Layout annotation data
****************
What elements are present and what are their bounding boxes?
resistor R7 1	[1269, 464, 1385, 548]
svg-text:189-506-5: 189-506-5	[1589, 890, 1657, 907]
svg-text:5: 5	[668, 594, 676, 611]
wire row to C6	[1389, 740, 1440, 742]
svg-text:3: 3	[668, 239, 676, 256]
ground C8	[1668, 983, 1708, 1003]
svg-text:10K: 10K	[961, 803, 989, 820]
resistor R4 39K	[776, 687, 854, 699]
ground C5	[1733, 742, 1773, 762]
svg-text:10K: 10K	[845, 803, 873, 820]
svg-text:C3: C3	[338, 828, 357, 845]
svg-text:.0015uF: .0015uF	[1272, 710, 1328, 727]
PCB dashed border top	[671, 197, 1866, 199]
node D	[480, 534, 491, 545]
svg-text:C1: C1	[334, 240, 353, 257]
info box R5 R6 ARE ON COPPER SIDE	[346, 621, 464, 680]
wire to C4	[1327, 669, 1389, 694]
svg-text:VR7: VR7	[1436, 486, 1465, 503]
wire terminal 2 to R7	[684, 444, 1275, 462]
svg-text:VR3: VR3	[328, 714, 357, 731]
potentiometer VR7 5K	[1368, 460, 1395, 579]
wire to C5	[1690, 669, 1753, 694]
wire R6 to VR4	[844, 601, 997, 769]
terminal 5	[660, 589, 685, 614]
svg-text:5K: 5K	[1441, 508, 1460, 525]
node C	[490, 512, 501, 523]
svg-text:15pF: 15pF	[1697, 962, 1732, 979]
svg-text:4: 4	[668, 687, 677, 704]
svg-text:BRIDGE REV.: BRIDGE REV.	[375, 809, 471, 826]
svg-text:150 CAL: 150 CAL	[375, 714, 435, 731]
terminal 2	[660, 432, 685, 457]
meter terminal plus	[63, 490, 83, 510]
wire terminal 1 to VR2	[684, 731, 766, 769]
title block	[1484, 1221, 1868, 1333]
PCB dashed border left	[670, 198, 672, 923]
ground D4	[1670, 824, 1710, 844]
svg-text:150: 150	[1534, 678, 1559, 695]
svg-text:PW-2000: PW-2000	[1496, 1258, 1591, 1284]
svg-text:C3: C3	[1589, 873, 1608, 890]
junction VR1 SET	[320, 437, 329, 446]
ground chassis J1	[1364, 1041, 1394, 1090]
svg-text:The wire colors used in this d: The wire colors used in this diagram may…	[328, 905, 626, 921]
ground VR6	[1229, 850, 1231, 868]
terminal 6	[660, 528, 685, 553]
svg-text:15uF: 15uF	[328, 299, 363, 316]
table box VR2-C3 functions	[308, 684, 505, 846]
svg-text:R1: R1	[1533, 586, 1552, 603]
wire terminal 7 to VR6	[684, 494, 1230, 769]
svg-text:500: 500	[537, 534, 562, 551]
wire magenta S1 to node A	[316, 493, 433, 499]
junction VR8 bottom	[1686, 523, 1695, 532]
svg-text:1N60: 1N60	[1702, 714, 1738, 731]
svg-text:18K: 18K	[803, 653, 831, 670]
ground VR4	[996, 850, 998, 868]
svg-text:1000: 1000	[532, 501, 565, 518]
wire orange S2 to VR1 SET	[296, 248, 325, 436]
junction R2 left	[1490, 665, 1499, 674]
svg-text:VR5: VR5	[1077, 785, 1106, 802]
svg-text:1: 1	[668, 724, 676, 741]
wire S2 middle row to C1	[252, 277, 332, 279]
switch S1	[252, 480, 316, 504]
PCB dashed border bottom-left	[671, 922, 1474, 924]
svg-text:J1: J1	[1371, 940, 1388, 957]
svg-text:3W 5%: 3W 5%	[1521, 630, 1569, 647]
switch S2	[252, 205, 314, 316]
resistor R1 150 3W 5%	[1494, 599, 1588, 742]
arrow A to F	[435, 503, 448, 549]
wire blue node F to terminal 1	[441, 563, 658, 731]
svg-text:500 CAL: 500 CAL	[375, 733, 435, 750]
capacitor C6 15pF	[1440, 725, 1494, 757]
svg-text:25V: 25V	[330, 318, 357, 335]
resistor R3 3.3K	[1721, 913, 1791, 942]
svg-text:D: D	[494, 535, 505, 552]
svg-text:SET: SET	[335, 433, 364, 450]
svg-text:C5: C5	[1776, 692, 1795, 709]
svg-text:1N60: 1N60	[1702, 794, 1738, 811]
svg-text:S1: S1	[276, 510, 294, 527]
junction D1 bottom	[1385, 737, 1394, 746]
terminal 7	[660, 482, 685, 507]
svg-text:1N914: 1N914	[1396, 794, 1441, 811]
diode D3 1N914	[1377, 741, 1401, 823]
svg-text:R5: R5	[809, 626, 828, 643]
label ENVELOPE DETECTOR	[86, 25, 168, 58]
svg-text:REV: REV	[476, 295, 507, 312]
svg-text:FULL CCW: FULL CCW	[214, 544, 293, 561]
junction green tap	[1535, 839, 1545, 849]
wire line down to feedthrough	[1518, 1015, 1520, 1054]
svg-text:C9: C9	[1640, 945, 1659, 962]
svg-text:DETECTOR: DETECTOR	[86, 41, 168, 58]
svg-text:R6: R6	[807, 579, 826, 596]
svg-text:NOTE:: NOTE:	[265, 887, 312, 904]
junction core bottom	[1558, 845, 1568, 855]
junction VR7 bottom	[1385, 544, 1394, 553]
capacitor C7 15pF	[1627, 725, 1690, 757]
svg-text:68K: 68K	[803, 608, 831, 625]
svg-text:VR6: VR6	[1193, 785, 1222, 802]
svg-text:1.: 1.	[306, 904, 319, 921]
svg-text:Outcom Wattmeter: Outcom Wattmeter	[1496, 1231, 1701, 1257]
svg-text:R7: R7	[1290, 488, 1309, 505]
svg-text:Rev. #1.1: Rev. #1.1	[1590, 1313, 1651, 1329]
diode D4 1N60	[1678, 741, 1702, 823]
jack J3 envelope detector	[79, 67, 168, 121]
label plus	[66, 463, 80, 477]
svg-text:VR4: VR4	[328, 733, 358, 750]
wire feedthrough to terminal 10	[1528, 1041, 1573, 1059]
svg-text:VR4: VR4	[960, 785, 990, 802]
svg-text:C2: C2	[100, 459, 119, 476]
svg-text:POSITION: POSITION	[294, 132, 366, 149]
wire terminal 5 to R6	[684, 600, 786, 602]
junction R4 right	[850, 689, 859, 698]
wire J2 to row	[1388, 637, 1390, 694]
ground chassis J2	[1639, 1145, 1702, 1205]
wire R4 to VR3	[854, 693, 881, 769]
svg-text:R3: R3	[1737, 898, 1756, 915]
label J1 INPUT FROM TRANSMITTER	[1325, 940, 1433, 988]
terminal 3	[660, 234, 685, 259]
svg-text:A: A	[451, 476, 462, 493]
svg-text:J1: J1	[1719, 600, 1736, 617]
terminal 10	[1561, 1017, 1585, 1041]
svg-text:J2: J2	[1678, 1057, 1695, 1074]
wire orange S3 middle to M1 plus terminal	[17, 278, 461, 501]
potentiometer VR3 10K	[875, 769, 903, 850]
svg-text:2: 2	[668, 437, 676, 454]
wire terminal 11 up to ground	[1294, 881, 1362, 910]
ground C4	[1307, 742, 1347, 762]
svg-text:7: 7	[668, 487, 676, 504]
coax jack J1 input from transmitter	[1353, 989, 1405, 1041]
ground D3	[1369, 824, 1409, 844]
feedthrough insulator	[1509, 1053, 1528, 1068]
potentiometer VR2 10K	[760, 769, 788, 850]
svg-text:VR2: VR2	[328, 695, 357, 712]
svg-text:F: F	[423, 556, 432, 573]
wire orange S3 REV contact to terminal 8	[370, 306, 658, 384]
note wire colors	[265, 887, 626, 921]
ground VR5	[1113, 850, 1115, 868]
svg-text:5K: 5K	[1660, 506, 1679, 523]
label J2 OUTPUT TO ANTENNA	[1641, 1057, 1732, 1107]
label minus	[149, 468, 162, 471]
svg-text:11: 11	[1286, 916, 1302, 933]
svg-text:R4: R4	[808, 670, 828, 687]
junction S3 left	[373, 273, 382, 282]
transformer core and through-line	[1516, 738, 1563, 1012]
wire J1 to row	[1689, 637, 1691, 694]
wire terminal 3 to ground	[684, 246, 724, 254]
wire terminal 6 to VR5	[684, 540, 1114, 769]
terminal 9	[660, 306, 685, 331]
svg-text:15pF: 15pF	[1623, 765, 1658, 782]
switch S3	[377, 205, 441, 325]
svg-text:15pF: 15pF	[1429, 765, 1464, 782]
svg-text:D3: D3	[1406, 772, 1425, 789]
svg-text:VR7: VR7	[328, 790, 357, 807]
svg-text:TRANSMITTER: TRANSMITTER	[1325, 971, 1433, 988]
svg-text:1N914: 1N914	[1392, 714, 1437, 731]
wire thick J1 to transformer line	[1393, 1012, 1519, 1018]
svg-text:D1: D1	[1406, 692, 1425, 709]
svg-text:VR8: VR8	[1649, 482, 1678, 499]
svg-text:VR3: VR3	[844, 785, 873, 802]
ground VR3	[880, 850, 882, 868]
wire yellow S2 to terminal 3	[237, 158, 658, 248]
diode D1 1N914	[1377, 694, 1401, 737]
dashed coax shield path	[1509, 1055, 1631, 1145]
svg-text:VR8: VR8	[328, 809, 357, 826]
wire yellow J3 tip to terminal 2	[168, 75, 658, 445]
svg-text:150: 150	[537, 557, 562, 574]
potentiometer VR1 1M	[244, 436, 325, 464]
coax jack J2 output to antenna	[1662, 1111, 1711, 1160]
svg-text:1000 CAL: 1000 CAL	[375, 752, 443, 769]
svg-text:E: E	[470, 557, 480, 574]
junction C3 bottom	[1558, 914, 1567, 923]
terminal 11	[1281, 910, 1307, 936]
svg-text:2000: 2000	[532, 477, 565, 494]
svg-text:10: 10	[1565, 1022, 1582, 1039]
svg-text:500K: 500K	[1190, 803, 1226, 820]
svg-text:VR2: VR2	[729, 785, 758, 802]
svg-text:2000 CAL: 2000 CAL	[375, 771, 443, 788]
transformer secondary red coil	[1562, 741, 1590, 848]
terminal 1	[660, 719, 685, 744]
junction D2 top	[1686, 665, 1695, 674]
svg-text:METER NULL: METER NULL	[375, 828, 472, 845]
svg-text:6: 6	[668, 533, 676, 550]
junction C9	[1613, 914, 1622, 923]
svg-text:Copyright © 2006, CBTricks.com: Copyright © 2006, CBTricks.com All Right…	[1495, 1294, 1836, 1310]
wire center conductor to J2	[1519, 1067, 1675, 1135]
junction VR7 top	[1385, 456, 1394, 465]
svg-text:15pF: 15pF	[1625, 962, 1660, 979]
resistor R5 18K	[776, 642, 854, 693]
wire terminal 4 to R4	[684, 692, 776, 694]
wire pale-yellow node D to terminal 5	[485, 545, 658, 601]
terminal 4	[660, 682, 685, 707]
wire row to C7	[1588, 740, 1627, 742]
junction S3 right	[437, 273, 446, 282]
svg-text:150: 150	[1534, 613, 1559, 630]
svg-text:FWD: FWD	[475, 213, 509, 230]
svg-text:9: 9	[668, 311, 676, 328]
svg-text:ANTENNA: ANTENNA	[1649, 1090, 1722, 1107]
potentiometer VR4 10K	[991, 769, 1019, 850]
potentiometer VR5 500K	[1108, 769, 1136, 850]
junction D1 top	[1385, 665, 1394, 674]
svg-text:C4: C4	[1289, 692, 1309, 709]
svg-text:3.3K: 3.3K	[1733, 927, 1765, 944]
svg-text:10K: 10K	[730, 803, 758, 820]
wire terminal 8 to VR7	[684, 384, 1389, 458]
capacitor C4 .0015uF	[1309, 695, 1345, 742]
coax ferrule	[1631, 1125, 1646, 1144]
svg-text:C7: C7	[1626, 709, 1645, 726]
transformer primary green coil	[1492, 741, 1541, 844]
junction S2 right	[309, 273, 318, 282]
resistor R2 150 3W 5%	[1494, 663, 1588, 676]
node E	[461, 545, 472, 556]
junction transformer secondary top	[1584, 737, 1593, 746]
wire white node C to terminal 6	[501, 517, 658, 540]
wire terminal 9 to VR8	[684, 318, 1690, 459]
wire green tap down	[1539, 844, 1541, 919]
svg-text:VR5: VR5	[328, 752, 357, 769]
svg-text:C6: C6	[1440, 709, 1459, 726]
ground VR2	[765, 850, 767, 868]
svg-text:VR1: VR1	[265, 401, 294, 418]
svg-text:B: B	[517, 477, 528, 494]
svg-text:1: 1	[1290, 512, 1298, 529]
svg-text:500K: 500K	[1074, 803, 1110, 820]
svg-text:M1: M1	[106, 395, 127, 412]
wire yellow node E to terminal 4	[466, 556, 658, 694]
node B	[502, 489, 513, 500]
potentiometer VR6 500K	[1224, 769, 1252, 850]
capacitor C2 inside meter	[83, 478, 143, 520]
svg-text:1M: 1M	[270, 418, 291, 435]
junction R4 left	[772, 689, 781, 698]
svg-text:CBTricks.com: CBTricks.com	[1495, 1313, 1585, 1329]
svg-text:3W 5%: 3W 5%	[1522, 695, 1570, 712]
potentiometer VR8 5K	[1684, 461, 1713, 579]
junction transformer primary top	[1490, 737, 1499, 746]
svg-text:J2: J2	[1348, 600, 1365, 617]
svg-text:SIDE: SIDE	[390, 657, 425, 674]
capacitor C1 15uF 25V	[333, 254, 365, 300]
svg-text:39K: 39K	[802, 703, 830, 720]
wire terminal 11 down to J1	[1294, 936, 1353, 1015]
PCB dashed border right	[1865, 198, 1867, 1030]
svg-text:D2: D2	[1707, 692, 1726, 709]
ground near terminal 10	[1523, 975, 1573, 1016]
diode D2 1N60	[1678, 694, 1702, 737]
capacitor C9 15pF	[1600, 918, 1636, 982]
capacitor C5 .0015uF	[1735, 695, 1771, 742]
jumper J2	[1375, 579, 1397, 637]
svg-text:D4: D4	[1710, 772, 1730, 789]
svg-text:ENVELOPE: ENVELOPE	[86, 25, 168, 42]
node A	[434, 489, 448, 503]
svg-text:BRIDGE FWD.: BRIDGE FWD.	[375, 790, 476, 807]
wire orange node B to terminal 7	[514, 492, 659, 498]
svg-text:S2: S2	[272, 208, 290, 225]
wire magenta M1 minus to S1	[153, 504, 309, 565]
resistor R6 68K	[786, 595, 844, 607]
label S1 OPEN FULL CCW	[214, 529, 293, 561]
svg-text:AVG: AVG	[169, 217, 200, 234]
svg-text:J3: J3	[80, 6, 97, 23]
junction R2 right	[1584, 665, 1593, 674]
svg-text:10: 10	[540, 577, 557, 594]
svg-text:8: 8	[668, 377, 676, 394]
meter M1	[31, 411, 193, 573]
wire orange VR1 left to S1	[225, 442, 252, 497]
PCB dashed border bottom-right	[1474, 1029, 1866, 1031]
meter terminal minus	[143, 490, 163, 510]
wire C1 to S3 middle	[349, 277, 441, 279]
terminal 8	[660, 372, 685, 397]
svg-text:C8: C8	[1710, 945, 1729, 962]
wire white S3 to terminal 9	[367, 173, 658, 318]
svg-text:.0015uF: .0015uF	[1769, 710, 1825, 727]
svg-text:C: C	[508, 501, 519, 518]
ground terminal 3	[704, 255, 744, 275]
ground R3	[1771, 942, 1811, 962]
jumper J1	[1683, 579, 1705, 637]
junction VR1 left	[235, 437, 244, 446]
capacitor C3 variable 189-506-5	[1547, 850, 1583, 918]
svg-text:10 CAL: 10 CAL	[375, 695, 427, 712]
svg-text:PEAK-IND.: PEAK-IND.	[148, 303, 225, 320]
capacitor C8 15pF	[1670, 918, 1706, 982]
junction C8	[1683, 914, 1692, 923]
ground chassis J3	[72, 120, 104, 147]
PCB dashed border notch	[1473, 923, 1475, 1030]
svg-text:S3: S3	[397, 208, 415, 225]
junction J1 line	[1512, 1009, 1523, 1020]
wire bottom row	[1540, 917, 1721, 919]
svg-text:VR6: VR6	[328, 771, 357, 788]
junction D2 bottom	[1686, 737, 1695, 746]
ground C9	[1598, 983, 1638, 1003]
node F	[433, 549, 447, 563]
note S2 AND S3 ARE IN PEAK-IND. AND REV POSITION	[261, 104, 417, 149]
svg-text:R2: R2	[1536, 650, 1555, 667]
****************
**Work to be completed:**
Output the lines above word for word, starting with the first line and stopping after the line that contains "687, 854, 699]".

**Finished task:**
What elements are present and what are their bounding boxes?
resistor R7 1	[1269, 464, 1385, 548]
svg-text:189-506-5: 189-506-5	[1589, 890, 1657, 907]
svg-text:5: 5	[668, 594, 676, 611]
wire row to C6	[1389, 740, 1440, 742]
svg-text:3: 3	[668, 239, 676, 256]
ground C8	[1668, 983, 1708, 1003]
svg-text:10K: 10K	[961, 803, 989, 820]
resistor R4 39K	[776, 687, 854, 699]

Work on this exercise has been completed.